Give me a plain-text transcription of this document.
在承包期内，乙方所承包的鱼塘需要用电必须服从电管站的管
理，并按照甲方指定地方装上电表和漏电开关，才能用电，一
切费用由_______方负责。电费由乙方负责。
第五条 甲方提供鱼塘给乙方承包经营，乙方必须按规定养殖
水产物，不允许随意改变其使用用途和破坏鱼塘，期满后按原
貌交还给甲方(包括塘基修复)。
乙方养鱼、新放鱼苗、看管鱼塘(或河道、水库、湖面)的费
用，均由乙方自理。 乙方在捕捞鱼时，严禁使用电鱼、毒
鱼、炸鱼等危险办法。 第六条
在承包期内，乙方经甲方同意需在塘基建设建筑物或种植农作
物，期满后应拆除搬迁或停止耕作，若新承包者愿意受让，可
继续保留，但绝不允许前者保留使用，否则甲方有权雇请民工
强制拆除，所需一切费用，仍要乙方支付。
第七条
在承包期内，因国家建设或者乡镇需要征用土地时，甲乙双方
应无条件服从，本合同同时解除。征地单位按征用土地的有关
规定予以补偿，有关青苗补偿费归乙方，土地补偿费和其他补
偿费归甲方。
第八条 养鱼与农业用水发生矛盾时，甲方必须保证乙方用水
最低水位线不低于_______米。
...
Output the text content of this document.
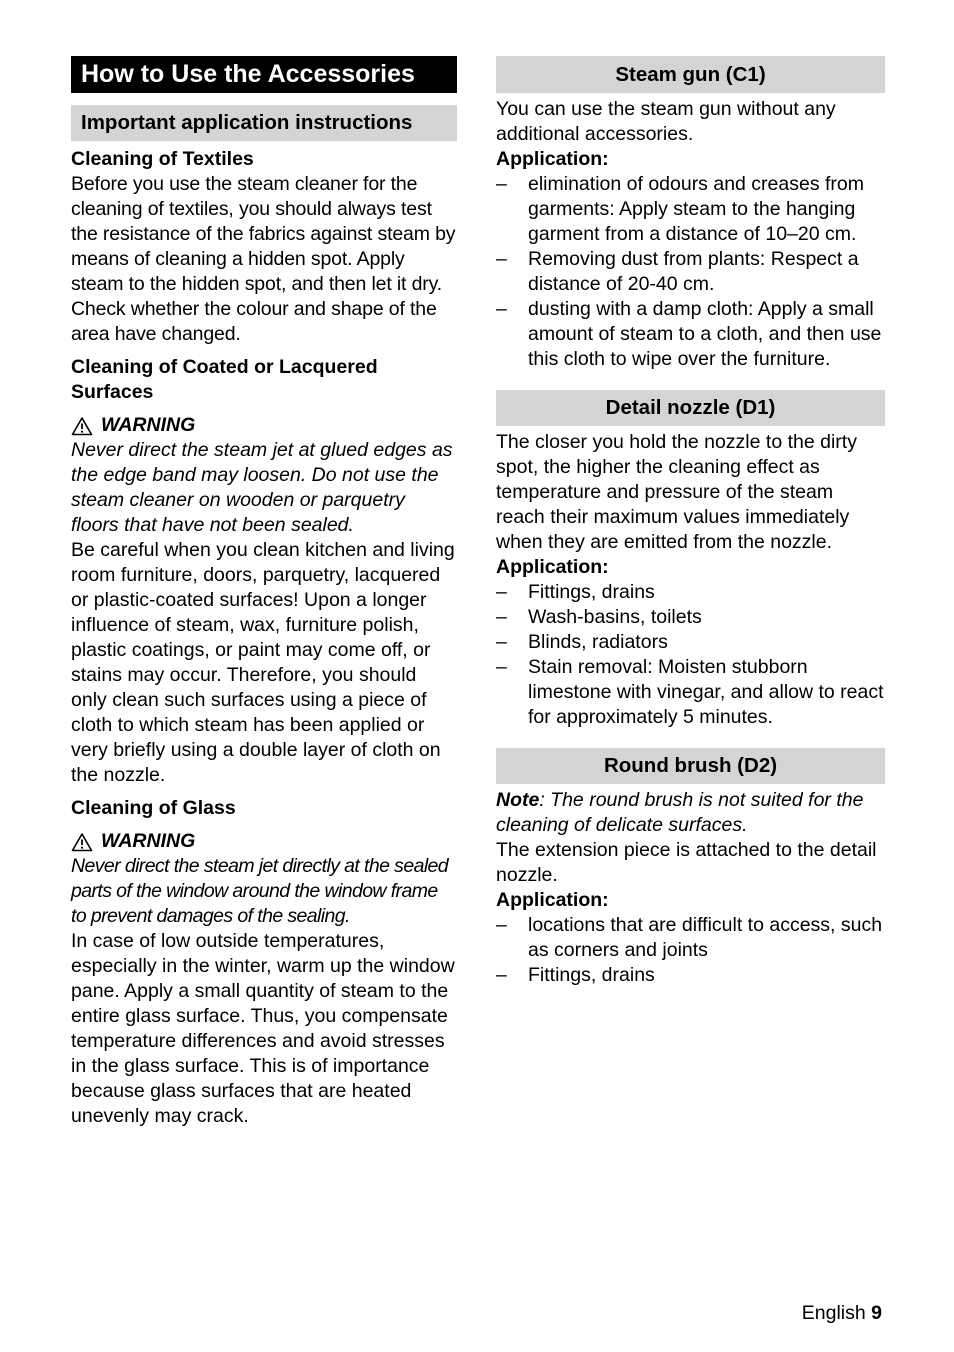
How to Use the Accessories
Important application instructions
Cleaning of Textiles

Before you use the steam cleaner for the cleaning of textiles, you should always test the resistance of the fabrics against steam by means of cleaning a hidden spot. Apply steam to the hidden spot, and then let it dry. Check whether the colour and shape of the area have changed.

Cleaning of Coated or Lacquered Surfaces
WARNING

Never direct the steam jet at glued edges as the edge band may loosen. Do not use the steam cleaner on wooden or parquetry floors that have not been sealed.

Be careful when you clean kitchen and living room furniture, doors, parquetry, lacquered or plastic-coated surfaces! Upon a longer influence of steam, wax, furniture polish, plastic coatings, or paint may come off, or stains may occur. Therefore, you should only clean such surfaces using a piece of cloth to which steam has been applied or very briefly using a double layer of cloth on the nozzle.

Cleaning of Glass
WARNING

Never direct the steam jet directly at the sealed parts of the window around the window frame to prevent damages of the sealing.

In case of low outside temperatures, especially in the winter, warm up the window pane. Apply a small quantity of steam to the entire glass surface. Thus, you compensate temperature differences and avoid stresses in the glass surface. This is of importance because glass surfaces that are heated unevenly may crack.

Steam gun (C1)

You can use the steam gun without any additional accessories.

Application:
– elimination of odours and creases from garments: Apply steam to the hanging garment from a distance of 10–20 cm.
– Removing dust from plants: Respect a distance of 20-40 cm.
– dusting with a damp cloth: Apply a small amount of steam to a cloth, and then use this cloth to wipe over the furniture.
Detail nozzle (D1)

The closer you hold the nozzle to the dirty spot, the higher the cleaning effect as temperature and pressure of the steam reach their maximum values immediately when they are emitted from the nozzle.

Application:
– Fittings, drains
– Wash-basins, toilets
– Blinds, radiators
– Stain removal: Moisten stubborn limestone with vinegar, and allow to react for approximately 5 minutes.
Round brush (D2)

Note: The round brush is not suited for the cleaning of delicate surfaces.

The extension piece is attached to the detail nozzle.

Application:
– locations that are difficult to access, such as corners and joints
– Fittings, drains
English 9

* [DESCRIPTION OF THE TASK]
Say how many lines above hold the word "在承包期内", giving only the count.

* [TASK ANSWER]
3